[Collected data entries]
((

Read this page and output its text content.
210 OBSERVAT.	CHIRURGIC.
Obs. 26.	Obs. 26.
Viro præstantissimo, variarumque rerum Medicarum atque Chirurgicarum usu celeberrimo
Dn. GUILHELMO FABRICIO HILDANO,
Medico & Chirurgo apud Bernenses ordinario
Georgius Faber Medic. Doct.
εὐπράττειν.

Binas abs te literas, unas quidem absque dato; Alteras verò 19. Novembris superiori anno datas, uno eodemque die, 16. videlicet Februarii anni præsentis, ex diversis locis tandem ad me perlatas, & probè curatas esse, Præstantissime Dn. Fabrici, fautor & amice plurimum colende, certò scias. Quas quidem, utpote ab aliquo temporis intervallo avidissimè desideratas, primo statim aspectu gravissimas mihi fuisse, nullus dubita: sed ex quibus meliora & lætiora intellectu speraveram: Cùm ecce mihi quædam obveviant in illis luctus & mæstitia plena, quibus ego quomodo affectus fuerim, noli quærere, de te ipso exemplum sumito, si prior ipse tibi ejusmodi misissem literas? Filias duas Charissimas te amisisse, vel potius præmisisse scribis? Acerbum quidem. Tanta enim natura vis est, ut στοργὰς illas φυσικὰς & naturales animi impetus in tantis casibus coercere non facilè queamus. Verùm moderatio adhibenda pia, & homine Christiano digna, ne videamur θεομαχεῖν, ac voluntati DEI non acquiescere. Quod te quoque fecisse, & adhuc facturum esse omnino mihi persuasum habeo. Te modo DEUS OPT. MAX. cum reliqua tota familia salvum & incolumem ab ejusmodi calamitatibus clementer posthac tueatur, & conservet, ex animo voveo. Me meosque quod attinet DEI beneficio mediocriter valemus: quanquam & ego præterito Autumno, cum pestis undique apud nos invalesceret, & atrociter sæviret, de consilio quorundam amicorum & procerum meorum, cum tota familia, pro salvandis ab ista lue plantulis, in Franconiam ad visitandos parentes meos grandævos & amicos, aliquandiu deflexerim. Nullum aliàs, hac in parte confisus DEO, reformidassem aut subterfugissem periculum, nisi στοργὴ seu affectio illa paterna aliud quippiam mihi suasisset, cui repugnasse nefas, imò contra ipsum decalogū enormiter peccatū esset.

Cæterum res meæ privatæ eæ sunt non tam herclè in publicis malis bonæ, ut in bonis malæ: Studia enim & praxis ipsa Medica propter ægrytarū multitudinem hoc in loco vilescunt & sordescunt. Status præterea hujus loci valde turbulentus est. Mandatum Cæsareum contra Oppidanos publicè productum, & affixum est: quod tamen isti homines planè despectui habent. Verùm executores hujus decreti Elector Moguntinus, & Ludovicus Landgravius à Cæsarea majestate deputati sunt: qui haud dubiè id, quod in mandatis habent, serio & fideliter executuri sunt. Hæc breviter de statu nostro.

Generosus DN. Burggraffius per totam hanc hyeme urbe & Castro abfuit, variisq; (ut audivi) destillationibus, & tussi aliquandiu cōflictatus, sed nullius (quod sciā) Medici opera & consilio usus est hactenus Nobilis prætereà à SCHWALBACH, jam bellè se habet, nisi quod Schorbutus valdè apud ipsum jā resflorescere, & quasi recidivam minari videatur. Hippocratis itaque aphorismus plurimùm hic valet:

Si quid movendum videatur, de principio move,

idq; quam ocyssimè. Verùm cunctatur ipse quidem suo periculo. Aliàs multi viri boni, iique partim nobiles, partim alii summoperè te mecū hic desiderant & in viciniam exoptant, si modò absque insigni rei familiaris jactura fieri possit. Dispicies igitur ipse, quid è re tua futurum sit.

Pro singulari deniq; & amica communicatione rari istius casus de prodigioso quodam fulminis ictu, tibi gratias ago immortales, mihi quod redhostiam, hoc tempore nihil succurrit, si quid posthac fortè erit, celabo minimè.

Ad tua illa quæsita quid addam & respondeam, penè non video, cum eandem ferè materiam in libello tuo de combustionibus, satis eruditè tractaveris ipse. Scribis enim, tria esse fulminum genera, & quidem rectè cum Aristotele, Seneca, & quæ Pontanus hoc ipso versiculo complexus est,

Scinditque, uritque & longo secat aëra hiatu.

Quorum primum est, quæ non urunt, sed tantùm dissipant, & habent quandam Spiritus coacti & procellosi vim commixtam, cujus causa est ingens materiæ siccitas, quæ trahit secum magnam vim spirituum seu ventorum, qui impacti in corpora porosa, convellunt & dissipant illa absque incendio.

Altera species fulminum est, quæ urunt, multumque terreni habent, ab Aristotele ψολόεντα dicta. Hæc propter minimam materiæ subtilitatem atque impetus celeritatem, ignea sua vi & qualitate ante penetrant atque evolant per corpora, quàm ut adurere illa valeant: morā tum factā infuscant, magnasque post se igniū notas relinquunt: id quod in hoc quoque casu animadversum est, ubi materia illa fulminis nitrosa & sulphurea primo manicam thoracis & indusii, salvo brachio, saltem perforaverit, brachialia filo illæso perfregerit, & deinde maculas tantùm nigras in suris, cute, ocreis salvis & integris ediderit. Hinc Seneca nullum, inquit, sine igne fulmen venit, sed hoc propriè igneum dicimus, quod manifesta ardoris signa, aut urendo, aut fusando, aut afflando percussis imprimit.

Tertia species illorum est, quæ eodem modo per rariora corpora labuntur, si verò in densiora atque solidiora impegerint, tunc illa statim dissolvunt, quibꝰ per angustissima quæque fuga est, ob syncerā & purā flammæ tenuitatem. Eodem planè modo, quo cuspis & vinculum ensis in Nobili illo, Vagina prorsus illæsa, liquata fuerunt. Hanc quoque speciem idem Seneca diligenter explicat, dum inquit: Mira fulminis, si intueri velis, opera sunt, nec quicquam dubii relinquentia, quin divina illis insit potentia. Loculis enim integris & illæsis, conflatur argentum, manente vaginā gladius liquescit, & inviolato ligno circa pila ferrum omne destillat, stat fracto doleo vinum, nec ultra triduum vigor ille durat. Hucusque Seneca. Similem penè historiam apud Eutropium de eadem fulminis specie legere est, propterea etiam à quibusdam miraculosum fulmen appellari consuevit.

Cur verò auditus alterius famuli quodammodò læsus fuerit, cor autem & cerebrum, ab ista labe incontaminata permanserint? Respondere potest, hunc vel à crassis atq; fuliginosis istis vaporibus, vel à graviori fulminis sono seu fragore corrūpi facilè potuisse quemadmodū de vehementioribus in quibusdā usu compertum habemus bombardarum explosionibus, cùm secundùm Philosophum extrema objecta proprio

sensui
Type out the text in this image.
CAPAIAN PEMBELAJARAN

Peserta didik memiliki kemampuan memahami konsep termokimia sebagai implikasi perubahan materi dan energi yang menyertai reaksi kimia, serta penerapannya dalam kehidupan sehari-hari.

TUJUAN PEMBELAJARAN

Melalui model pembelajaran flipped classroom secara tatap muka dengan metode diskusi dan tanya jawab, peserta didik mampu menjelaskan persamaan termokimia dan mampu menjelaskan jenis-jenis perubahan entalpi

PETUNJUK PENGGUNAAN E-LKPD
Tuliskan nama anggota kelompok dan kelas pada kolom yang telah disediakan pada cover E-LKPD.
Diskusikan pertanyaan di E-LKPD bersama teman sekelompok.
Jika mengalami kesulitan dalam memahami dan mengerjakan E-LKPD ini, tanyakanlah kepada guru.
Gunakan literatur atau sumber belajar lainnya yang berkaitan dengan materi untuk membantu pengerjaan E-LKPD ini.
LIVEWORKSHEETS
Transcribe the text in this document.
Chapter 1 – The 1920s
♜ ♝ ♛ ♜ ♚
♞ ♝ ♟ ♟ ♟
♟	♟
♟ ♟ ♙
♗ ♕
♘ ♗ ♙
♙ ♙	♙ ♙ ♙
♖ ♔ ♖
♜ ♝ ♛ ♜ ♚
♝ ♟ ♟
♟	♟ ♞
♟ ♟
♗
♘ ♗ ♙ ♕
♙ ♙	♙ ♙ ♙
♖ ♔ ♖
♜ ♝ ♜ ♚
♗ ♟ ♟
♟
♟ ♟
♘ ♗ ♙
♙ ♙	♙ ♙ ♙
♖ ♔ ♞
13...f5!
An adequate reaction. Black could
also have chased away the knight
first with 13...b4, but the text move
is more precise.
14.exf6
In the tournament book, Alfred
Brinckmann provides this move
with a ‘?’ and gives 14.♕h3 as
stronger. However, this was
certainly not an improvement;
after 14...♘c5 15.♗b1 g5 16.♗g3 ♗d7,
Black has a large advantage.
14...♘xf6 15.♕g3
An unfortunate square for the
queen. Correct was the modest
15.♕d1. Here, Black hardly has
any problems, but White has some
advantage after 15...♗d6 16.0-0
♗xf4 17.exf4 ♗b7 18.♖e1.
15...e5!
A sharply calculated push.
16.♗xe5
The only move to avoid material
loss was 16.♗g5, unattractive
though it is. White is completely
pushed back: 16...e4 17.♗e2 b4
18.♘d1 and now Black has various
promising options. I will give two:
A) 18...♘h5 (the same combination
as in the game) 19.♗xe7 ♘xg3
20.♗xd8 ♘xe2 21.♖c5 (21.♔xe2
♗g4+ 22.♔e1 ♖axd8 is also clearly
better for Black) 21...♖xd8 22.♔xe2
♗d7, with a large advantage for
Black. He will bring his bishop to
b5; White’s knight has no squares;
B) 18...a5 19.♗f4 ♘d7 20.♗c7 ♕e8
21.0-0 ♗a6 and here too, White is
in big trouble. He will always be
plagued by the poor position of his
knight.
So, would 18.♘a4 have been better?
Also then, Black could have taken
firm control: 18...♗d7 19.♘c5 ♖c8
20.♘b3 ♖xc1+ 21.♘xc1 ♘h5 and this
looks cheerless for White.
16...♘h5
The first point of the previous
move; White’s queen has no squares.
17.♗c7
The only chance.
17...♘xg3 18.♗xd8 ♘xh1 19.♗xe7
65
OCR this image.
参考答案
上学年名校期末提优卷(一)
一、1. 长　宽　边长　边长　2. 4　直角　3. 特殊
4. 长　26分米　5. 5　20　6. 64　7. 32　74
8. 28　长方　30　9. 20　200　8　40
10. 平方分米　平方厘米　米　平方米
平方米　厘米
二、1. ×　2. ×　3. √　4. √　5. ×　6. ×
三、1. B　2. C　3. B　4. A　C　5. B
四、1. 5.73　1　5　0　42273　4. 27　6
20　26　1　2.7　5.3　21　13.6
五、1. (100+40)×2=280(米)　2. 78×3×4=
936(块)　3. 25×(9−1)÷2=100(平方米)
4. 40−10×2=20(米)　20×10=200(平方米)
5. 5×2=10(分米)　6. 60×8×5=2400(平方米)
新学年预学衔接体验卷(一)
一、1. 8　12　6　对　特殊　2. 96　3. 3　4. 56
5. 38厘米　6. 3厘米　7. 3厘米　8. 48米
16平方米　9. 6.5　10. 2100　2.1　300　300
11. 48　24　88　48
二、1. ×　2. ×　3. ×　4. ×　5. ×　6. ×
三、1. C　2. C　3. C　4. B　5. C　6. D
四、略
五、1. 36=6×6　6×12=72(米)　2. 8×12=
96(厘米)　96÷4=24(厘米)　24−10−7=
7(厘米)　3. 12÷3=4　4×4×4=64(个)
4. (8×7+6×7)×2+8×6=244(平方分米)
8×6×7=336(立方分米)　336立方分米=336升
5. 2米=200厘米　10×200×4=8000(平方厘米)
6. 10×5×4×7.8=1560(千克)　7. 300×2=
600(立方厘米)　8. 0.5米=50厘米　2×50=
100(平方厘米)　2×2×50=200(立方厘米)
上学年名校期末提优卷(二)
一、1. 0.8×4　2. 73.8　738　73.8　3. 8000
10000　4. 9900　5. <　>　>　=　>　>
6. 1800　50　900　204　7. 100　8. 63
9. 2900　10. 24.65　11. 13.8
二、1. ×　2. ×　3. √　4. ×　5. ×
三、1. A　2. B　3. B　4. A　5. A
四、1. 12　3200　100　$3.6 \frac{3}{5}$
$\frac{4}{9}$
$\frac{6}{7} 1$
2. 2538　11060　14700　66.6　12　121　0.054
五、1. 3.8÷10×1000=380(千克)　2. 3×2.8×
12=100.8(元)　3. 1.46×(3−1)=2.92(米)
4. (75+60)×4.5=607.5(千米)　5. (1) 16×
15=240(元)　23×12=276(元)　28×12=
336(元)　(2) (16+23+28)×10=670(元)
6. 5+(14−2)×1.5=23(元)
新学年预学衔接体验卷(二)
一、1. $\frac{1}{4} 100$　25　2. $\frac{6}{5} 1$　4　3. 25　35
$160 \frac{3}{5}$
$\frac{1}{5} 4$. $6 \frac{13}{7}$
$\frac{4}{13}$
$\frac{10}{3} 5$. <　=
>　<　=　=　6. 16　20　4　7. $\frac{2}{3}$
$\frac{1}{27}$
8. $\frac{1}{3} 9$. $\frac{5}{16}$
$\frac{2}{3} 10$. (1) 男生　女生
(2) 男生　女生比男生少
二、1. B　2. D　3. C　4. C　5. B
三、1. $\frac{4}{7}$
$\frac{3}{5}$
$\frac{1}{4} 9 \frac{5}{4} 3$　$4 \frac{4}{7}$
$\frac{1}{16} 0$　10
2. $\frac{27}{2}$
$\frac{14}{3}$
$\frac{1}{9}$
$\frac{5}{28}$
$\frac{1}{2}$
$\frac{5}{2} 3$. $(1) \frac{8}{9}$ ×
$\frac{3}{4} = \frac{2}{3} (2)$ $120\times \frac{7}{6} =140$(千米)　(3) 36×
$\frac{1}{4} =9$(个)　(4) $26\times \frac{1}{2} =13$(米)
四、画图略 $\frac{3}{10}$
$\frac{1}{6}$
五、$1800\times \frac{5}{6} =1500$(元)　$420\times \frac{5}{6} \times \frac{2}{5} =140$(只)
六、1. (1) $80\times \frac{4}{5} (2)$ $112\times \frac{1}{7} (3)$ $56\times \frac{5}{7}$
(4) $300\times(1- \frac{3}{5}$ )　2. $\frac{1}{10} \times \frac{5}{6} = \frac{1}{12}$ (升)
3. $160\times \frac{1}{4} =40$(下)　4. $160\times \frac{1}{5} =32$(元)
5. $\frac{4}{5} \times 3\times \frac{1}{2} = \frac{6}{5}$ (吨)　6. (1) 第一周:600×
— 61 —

))

What you need to do
Look through the data and show every line containing "times".

Solution to this problem
$\frac{3}{4} = \frac{2}{3} (2)$ $120\times \frac{7}{6} =140$(千米)　(3) 36×
$\frac{1}{4} =9$(个)　(4) $26\times \frac{1}{2} =13$(米)
五、$1800\times \frac{5}{6} =1500$(元)　$420\times \frac{5}{6} \times \frac{2}{5} =140$(只)
六、1. (1) $80\times \frac{4}{5} (2)$ $112\times \frac{1}{7} (3)$ $56\times \frac{5}{7}$
(4) $300\times(1- \frac{3}{5}$ )　2. $\frac{1}{10} \times \frac{5}{6} = \frac{1}{12}$ (升)
3. $160\times \frac{1}{4} =40$(下)　4. $160\times \frac{1}{5} =32$(元)
5. $\frac{4}{5} \times 3\times \frac{1}{2} = \frac{6}{5}$ (吨)　6. (1) 第一周:600×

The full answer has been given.